Copy the records that follow exactly as written, but not their pictures.

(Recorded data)

--

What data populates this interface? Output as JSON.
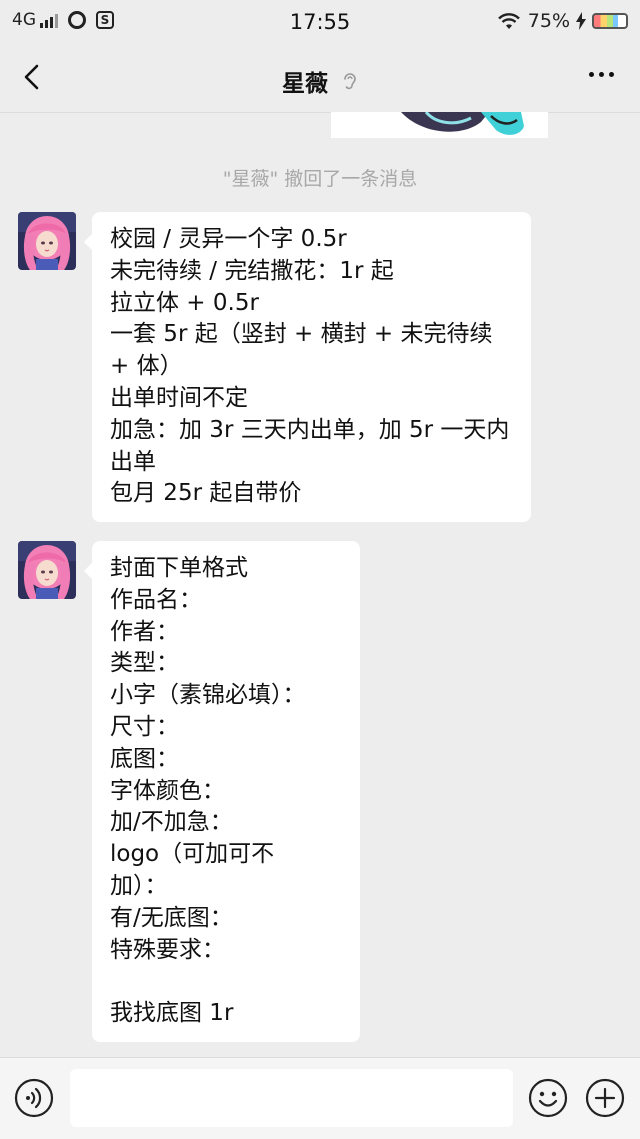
{
  "status_bar": {
    "network": "4G",
    "time": "17:55",
    "battery": "75%"
  },
  "header": {
    "title": "星薇",
    "back_icon": "chevron-left-icon",
    "ear_icon": "ear-icon",
    "more_icon": "more-dots-icon"
  },
  "chat": {
    "recall_notice": "\"星薇\" 撤回了一条消息",
    "messages": [
      {
        "sender": "星薇",
        "lines": [
          "校园 / 灵异一个字 0.5r",
          "未完待续 / 完结撒花：1r 起",
          "拉立体 + 0.5r",
          "一套 5r 起（竖封 + 横封 + 未完待续",
          "+ 体）",
          "出单时间不定",
          "加急：加 3r 三天内出单，加 5r 一天内",
          "出单",
          "包月 25r 起自带价"
        ]
      },
      {
        "sender": "星薇",
        "lines": [
          "封面下单格式",
          "作品名：",
          "作者：",
          "类型：",
          "小字（素锦必填）：",
          "尺寸：",
          "底图：",
          "字体颜色：",
          "加/不加急：",
          "logo（可加可不",
          "加）：",
          "有/无底图：",
          "特殊要求：",
          "",
          "我找底图 1r"
        ]
      }
    ]
  },
  "input_bar": {
    "value": "",
    "voice_icon": "voice-icon",
    "emoji_icon": "emoji-icon",
    "plus_icon": "plus-icon"
  },
  "colors": {
    "background": "#ededed",
    "bubble": "#ffffff",
    "notice_text": "#a8a8a8",
    "input_bar": "#f5f5f5"
  }
}
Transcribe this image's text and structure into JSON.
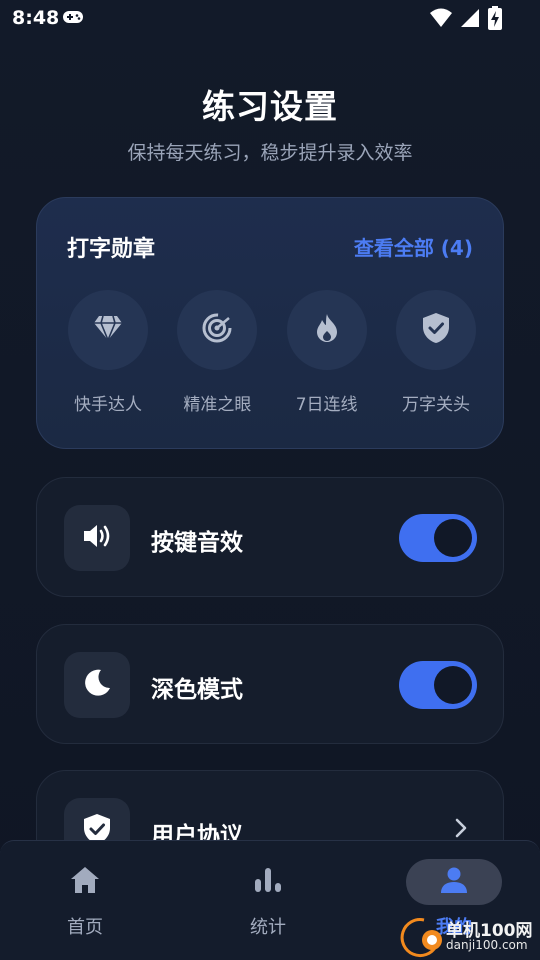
{
  "status_bar": {
    "time": "8:48"
  },
  "header": {
    "title": "练习设置",
    "subtitle": "保持每天练习，稳步提升录入效率"
  },
  "badges": {
    "title": "打字勋章",
    "view_all": "查看全部 (4)",
    "items": [
      {
        "label": "快手达人",
        "icon": "diamond-icon"
      },
      {
        "label": "精准之眼",
        "icon": "target-icon"
      },
      {
        "label": "7日连线",
        "icon": "flame-icon"
      },
      {
        "label": "万字关头",
        "icon": "shield-check-icon"
      }
    ]
  },
  "settings": {
    "key_sound": {
      "label": "按键音效",
      "icon": "speaker-icon",
      "enabled": true
    },
    "dark_mode": {
      "label": "深色模式",
      "icon": "moon-icon",
      "enabled": true
    },
    "user_agreement": {
      "label": "用户协议",
      "icon": "shield-check-icon"
    }
  },
  "bottom_nav": {
    "items": [
      {
        "label": "首页",
        "icon": "home-icon",
        "active": false
      },
      {
        "label": "统计",
        "icon": "bar-chart-icon",
        "active": false
      },
      {
        "label": "我的",
        "icon": "user-icon",
        "active": true
      }
    ]
  },
  "watermark": {
    "text": "单机100网",
    "url": "danji100.com"
  },
  "colors": {
    "accent": "#4c7cf3",
    "toggle_on": "#3f6ff0",
    "background": "#111827",
    "card": "#151d2c",
    "badge_card": "#1e2d4d"
  }
}
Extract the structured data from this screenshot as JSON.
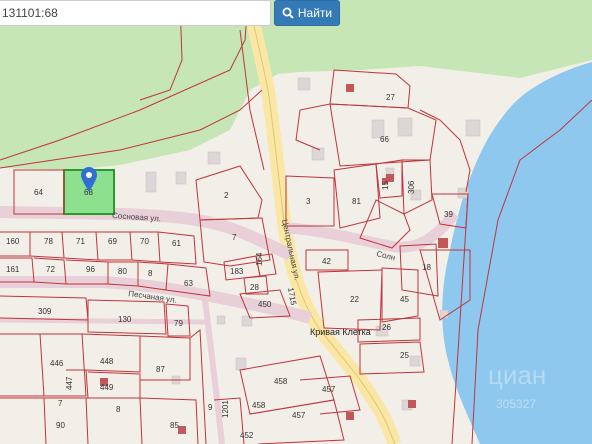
{
  "search": {
    "value": "131101:68",
    "button_label": "Найти"
  },
  "map": {
    "streets": [
      "Сосновая ул.",
      "Песчаная ул.",
      "Центральная ул.",
      "Солн",
      "Кривая Клетка"
    ],
    "parcels": [
      "64",
      "68",
      "160",
      "78",
      "71",
      "69",
      "70",
      "61",
      "161",
      "72",
      "96",
      "80",
      "8",
      "63",
      "183",
      "164",
      "28",
      "450",
      "309",
      "130",
      "79",
      "446",
      "448",
      "87",
      "447",
      "449",
      "7",
      "90",
      "8",
      "85",
      "9",
      "457",
      "458",
      "452",
      "458",
      "457",
      "1201",
      "2",
      "7",
      "3",
      "81",
      "15",
      "306",
      "39",
      "66",
      "27",
      "42",
      "18",
      "22",
      "45",
      "26",
      "25",
      "1715"
    ],
    "watermark": "циан",
    "watermark_sub": "305327"
  }
}
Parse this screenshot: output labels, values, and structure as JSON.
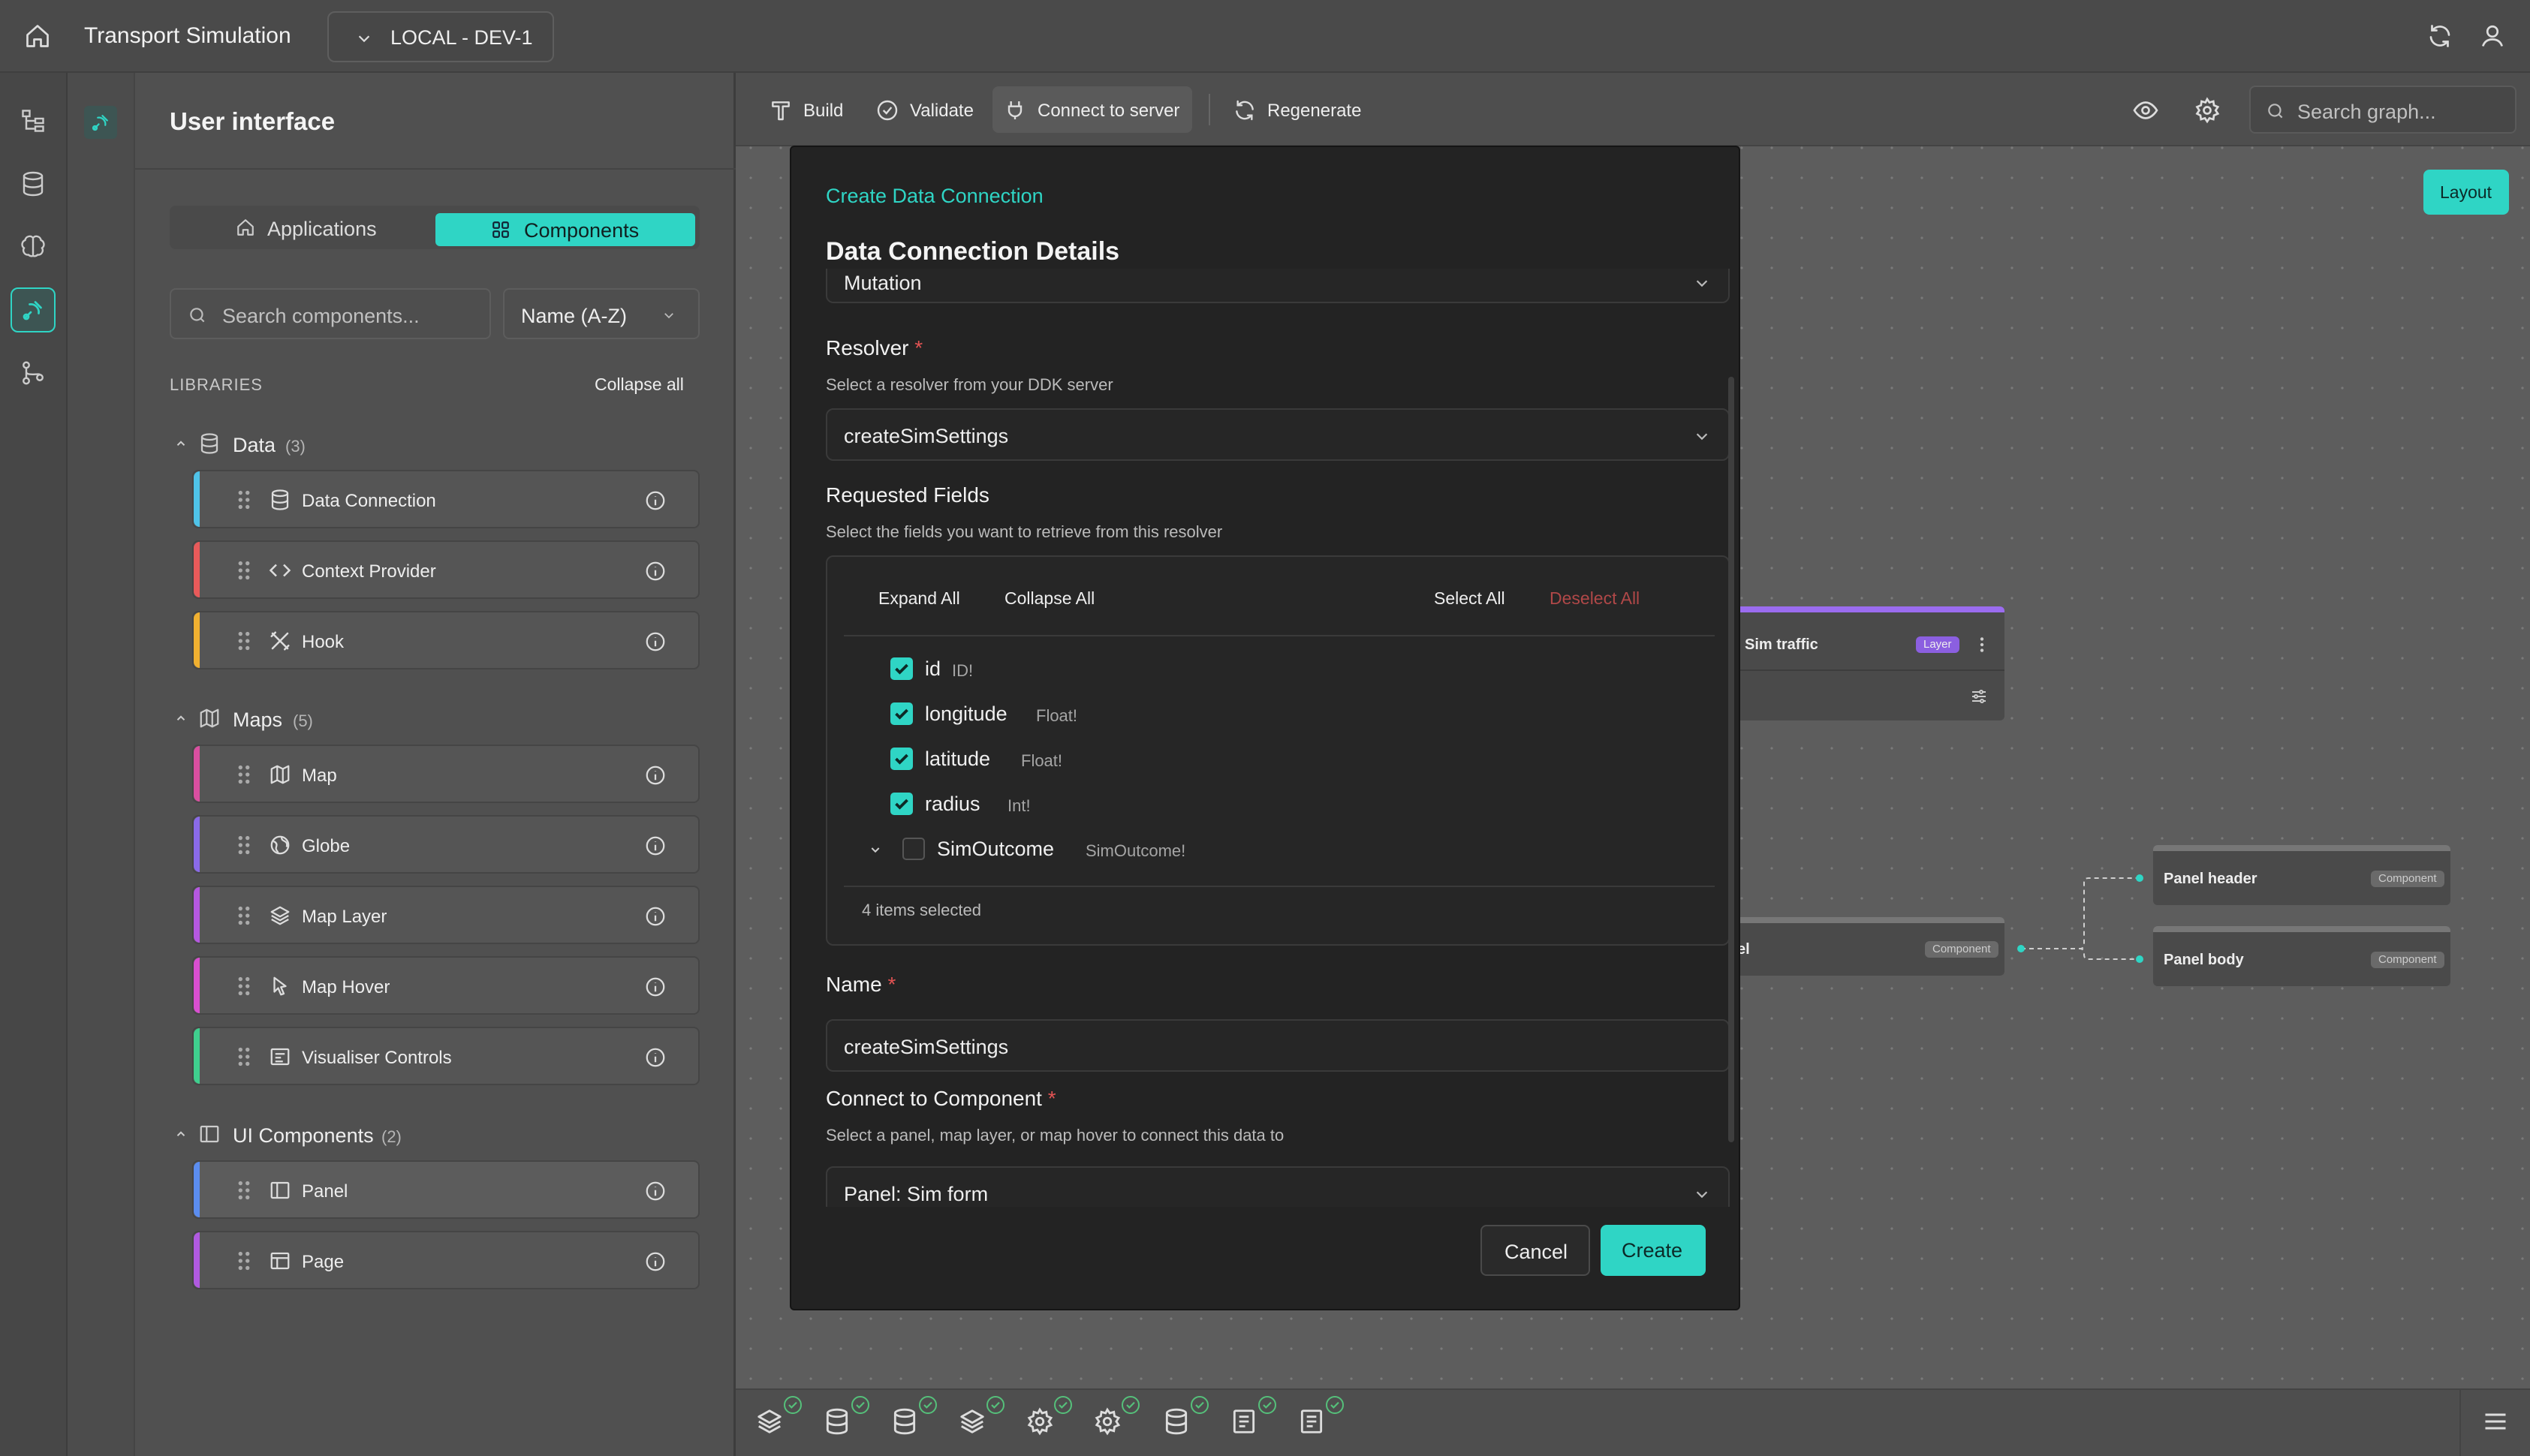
{
  "app": {
    "title": "Transport Simulation",
    "environment": "LOCAL - DEV-1"
  },
  "colors": {
    "accent": "#2fd5c5",
    "danger": "#e25353",
    "layer_purple": "#9b6cf0"
  },
  "sidebar": {
    "title": "User interface",
    "tabs": [
      {
        "label": "Applications",
        "active": false
      },
      {
        "label": "Components",
        "active": true
      }
    ],
    "search_placeholder": "Search components...",
    "sort_label": "Name (A-Z)",
    "libraries_heading": "LIBRARIES",
    "collapse_all": "Collapse all",
    "groups": [
      {
        "name": "Data",
        "count": "(3)",
        "icon": "database-icon",
        "items": [
          {
            "label": "Data Connection",
            "icon": "database-icon",
            "color": "#4fc3e8"
          },
          {
            "label": "Context Provider",
            "icon": "code-icon",
            "color": "#e85a5a"
          },
          {
            "label": "Hook",
            "icon": "tools-icon",
            "color": "#f0b030"
          }
        ]
      },
      {
        "name": "Maps",
        "count": "(5)",
        "icon": "map-icon",
        "items": [
          {
            "label": "Map",
            "icon": "map-icon",
            "color": "#d94fa0"
          },
          {
            "label": "Globe",
            "icon": "globe-icon",
            "color": "#8a6ae8"
          },
          {
            "label": "Map Layer",
            "icon": "layers-icon",
            "color": "#b558e0"
          },
          {
            "label": "Map Hover",
            "icon": "pointer-icon",
            "color": "#d94fd0"
          },
          {
            "label": "Visualiser Controls",
            "icon": "controls-icon",
            "color": "#3fcf8e"
          }
        ]
      },
      {
        "name": "UI Components",
        "count": "(2)",
        "icon": "panel-icon",
        "items": [
          {
            "label": "Panel",
            "icon": "panel-icon",
            "color": "#5b8df0"
          },
          {
            "label": "Page",
            "icon": "page-icon",
            "color": "#b05ae0"
          }
        ]
      }
    ]
  },
  "toolbar": {
    "build": "Build",
    "validate": "Validate",
    "connect": "Connect to server",
    "regenerate": "Regenerate",
    "search_placeholder": "Search graph...",
    "layout": "Layout"
  },
  "graph": {
    "nodes": [
      {
        "title": "Sim traffic",
        "badge": "Layer"
      },
      {
        "title": "el",
        "badge": "Component"
      },
      {
        "title": "Panel header",
        "badge": "Component"
      },
      {
        "title": "Panel body",
        "badge": "Component"
      }
    ]
  },
  "modal": {
    "breadcrumb": "Create Data Connection",
    "title": "Data Connection Details",
    "operation_value": "Mutation",
    "resolver": {
      "label": "Resolver",
      "hint": "Select a resolver from your DDK server",
      "value": "createSimSettings"
    },
    "requested_fields": {
      "label": "Requested Fields",
      "hint": "Select the fields you want to retrieve from this resolver",
      "expand_all": "Expand All",
      "collapse_all": "Collapse All",
      "select_all": "Select All",
      "deselect_all": "Deselect All",
      "fields": [
        {
          "name": "id",
          "type": "ID!",
          "checked": true
        },
        {
          "name": "longitude",
          "type": "Float!",
          "checked": true
        },
        {
          "name": "latitude",
          "type": "Float!",
          "checked": true
        },
        {
          "name": "radius",
          "type": "Int!",
          "checked": true
        },
        {
          "name": "SimOutcome",
          "type": "SimOutcome!",
          "checked": false
        }
      ],
      "summary": "4 items selected"
    },
    "name": {
      "label": "Name",
      "value": "createSimSettings"
    },
    "connect_to": {
      "label": "Connect to Component",
      "hint": "Select a panel, map layer, or map hover to connect this data to",
      "value": "Panel: Sim form"
    },
    "cancel": "Cancel",
    "create": "Create"
  },
  "bottom_bar": {
    "icons": [
      "layers-icon",
      "database-icon",
      "database-icon",
      "layers-icon",
      "gear-icon",
      "gear-icon",
      "database-icon",
      "document-icon",
      "document-icon"
    ]
  }
}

--

■ The result:
What data populates this interface? Output as JSON.
{
  "status_bar": {
    "network": "4G",
    "time": "17:55",
    "battery": "75%"
  },
  "header": {
    "title": "星薇",
    "back_icon": "chevron-left-icon",
    "ear_icon": "ear-icon",
    "more_icon": "more-dots-icon"
  },
  "chat": {
    "recall_notice": "\"星薇\" 撤回了一条消息",
    "messages": [
      {
        "sender": "星薇",
        "lines": [
          "校园 / 灵异一个字 0.5r",
          "未完待续 / 完结撒花：1r 起",
          "拉立体 + 0.5r",
          "一套 5r 起（竖封 + 横封 + 未完待续",
          "+ 体）",
          "出单时间不定",
          "加急：加 3r 三天内出单，加 5r 一天内",
          "出单",
          "包月 25r 起自带价"
        ]
      },
      {
        "sender": "星薇",
        "lines": [
          "封面下单格式",
          "作品名：",
          "作者：",
          "类型：",
          "小字（素锦必填）：",
          "尺寸：",
          "底图：",
          "字体颜色：",
          "加/不加急：",
          "logo（可加可不",
          "加）：",
          "有/无底图：",
          "特殊要求：",
          "",
          "我找底图 1r"
        ]
      }
    ]
  },
  "input_bar": {
    "value": "",
    "voice_icon": "voice-icon",
    "emoji_icon": "emoji-icon",
    "plus_icon": "plus-icon"
  },
  "colors": {
    "background": "#ededed",
    "bubble": "#ffffff",
    "notice_text": "#a8a8a8",
    "input_bar": "#f5f5f5"
  }
}
Transcribe this image's text and structure into JSON.
{
  "status_bar": {
    "time": "8:48"
  },
  "header": {
    "title": "练习设置",
    "subtitle": "保持每天练习，稳步提升录入效率"
  },
  "badges": {
    "title": "打字勋章",
    "view_all": "查看全部 (4)",
    "items": [
      {
        "label": "快手达人",
        "icon": "diamond-icon"
      },
      {
        "label": "精准之眼",
        "icon": "target-icon"
      },
      {
        "label": "7日连线",
        "icon": "flame-icon"
      },
      {
        "label": "万字关头",
        "icon": "shield-check-icon"
      }
    ]
  },
  "settings": {
    "key_sound": {
      "label": "按键音效",
      "icon": "speaker-icon",
      "enabled": true
    },
    "dark_mode": {
      "label": "深色模式",
      "icon": "moon-icon",
      "enabled": true
    },
    "user_agreement": {
      "label": "用户协议",
      "icon": "shield-check-icon"
    }
  },
  "bottom_nav": {
    "items": [
      {
        "label": "首页",
        "icon": "home-icon",
        "active": false
      },
      {
        "label": "统计",
        "icon": "bar-chart-icon",
        "active": false
      },
      {
        "label": "我的",
        "icon": "user-icon",
        "active": true
      }
    ]
  },
  "watermark": {
    "text": "单机100网",
    "url": "danji100.com"
  },
  "colors": {
    "accent": "#4c7cf3",
    "toggle_on": "#3f6ff0",
    "background": "#111827",
    "card": "#151d2c",
    "badge_card": "#1e2d4d"
  }
}
Extract the structured data from this screenshot as JSON.
{
  "search": {
    "value": "131101:68",
    "button_label": "Найти"
  },
  "map": {
    "streets": [
      "Сосновая ул.",
      "Песчаная ул.",
      "Центральная ул.",
      "Солн",
      "Кривая Клетка"
    ],
    "parcels": [
      "64",
      "68",
      "160",
      "78",
      "71",
      "69",
      "70",
      "61",
      "161",
      "72",
      "96",
      "80",
      "8",
      "63",
      "183",
      "164",
      "28",
      "450",
      "309",
      "130",
      "79",
      "446",
      "448",
      "87",
      "447",
      "449",
      "7",
      "90",
      "8",
      "85",
      "9",
      "457",
      "458",
      "452",
      "458",
      "457",
      "1201",
      "2",
      "7",
      "3",
      "81",
      "15",
      "306",
      "39",
      "66",
      "27",
      "42",
      "18",
      "22",
      "45",
      "26",
      "25",
      "1715"
    ],
    "watermark": "циан",
    "watermark_sub": "305327"
  }
}
Parse this screenshot: output labels, values, and structure as JSON.
{
  "app": {
    "title": "Transport Simulation",
    "environment": "LOCAL - DEV-1"
  },
  "colors": {
    "accent": "#2fd5c5",
    "danger": "#e25353",
    "layer_purple": "#9b6cf0"
  },
  "sidebar": {
    "title": "User interface",
    "tabs": [
      {
        "label": "Applications",
        "active": false
      },
      {
        "label": "Components",
        "active": true
      }
    ],
    "search_placeholder": "Search components...",
    "sort_label": "Name (A-Z)",
    "libraries_heading": "LIBRARIES",
    "collapse_all": "Collapse all",
    "groups": [
      {
        "name": "Data",
        "count": "(3)",
        "icon": "database-icon",
        "items": [
          {
            "label": "Data Connection",
            "icon": "database-icon",
            "color": "#4fc3e8"
          },
          {
            "label": "Context Provider",
            "icon": "code-icon",
            "color": "#e85a5a"
          },
          {
            "label": "Hook",
            "icon": "tools-icon",
            "color": "#f0b030"
          }
        ]
      },
      {
        "name": "Maps",
        "count": "(5)",
        "icon": "map-icon",
        "items": [
          {
            "label": "Map",
            "icon": "map-icon",
            "color": "#d94fa0"
          },
          {
            "label": "Globe",
            "icon": "globe-icon",
            "color": "#8a6ae8"
          },
          {
            "label": "Map Layer",
            "icon": "layers-icon",
            "color": "#b558e0"
          },
          {
            "label": "Map Hover",
            "icon": "pointer-icon",
            "color": "#d94fd0"
          },
          {
            "label": "Visualiser Controls",
            "icon": "controls-icon",
            "color": "#3fcf8e"
          }
        ]
      },
      {
        "name": "UI Components",
        "count": "(2)",
        "icon": "panel-icon",
        "items": [
          {
            "label": "Panel",
            "icon": "panel-icon",
            "color": "#5b8df0"
          },
          {
            "label": "Page",
            "icon": "page-icon",
            "color": "#b05ae0"
          }
        ]
      }
    ]
  },
  "toolbar": {
    "build": "Build",
    "validate": "Validate",
    "connect": "Connect to server",
    "regenerate": "Regenerate",
    "search_placeholder": "Search graph...",
    "layout": "Layout"
  },
  "graph": {
    "nodes": [
      {
        "title": "Sim traffic",
        "badge": "Layer"
      },
      {
        "title": "el",
        "badge": "Component"
      },
      {
        "title": "Panel header",
        "badge": "Component"
      },
      {
        "title": "Panel body",
        "badge": "Component"
      }
    ]
  },
  "modal": {
    "breadcrumb": "Create Data Connection",
    "title": "Data Connection Details",
    "operation_value": "Mutation",
    "resolver": {
      "label": "Resolver",
      "hint": "Select a resolver from your DDK server",
      "value": "createSimSettings"
    },
    "requested_fields": {
      "label": "Requested Fields",
      "hint": "Select the fields you want to retrieve from this resolver",
      "expand_all": "Expand All",
      "collapse_all": "Collapse All",
      "select_all": "Select All",
      "deselect_all": "Deselect All",
      "fields": [
        {
          "name": "id",
          "type": "ID!",
          "checked": true
        },
        {
          "name": "longitude",
          "type": "Float!",
          "checked": true
        },
        {
          "name": "latitude",
          "type": "Float!",
          "checked": true
        },
        {
          "name": "radius",
          "type": "Int!",
          "checked": true
        },
        {
          "name": "SimOutcome",
          "type": "SimOutcome!",
          "checked": false
        }
      ],
      "summary": "4 items selected"
    },
    "name": {
      "label": "Name",
      "value": "createSimSettings"
    },
    "connect_to": {
      "label": "Connect to Component",
      "hint": "Select a panel, map layer, or map hover to connect this data to",
      "value": "Panel: Sim form"
    },
    "cancel": "Cancel",
    "create": "Create"
  },
  "bottom_bar": {
    "icons": [
      "layers-icon",
      "database-icon",
      "database-icon",
      "layers-icon",
      "gear-icon",
      "gear-icon",
      "database-icon",
      "document-icon",
      "document-icon"
    ]
  }
}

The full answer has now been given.